- _Written instruction_:
Here are some records; return them all exactly.

- _Data supplied_:
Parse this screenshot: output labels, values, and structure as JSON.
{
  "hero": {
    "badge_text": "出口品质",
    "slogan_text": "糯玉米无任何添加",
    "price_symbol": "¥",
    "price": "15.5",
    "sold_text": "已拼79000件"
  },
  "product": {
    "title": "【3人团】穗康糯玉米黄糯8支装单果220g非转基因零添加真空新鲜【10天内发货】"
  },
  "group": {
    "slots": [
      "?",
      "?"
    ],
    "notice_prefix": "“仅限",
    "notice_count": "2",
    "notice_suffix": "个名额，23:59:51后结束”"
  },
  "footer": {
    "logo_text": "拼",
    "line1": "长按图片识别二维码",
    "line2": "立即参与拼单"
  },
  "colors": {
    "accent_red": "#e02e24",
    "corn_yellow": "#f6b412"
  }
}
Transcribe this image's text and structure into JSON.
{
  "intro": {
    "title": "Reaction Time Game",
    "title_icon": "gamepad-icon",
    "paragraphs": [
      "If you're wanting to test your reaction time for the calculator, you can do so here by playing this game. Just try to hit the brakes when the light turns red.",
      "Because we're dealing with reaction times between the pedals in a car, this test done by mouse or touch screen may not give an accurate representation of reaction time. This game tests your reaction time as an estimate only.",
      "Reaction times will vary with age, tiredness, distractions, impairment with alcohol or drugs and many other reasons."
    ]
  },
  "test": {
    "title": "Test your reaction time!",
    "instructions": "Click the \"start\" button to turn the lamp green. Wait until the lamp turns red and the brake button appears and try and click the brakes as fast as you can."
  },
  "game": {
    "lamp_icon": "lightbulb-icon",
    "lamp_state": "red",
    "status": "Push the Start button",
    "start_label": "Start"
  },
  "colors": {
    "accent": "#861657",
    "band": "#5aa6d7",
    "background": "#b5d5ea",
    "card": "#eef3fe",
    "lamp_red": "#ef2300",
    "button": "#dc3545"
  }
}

- _Exercise result_:
Parse this screenshot: output labels, values, and structure as JSON.
{
  "hero": {
    "badge_text": "出口品质",
    "slogan_text": "糯玉米无任何添加",
    "price_symbol": "¥",
    "price": "15.5",
    "sold_text": "已拼79000件"
  },
  "product": {
    "title": "【3人团】穗康糯玉米黄糯8支装单果220g非转基因零添加真空新鲜【10天内发货】"
  },
  "group": {
    "slots": [
      "?",
      "?"
    ],
    "notice_prefix": "“仅限",
    "notice_count": "2",
    "notice_suffix": "个名额，23:59:51后结束”"
  },
  "footer": {
    "logo_text": "拼",
    "line1": "长按图片识别二维码",
    "line2": "立即参与拼单"
  },
  "colors": {
    "accent_red": "#e02e24",
    "corn_yellow": "#f6b412"
  }
}
Transcribe this image's text and structure into JSON.
{
  "intro": {
    "title": "Reaction Time Game",
    "title_icon": "gamepad-icon",
    "paragraphs": [
      "If you're wanting to test your reaction time for the calculator, you can do so here by playing this game. Just try to hit the brakes when the light turns red.",
      "Because we're dealing with reaction times between the pedals in a car, this test done by mouse or touch screen may not give an accurate representation of reaction time. This game tests your reaction time as an estimate only.",
      "Reaction times will vary with age, tiredness, distractions, impairment with alcohol or drugs and many other reasons."
    ]
  },
  "test": {
    "title": "Test your reaction time!",
    "instructions": "Click the \"start\" button to turn the lamp green. Wait until the lamp turns red and the brake button appears and try and click the brakes as fast as you can."
  },
  "game": {
    "lamp_icon": "lightbulb-icon",
    "lamp_state": "red",
    "status": "Push the Start button",
    "start_label": "Start"
  },
  "colors": {
    "accent": "#861657",
    "band": "#5aa6d7",
    "background": "#b5d5ea",
    "card": "#eef3fe",
    "lamp_red": "#ef2300",
    "button": "#dc3545"
  }
}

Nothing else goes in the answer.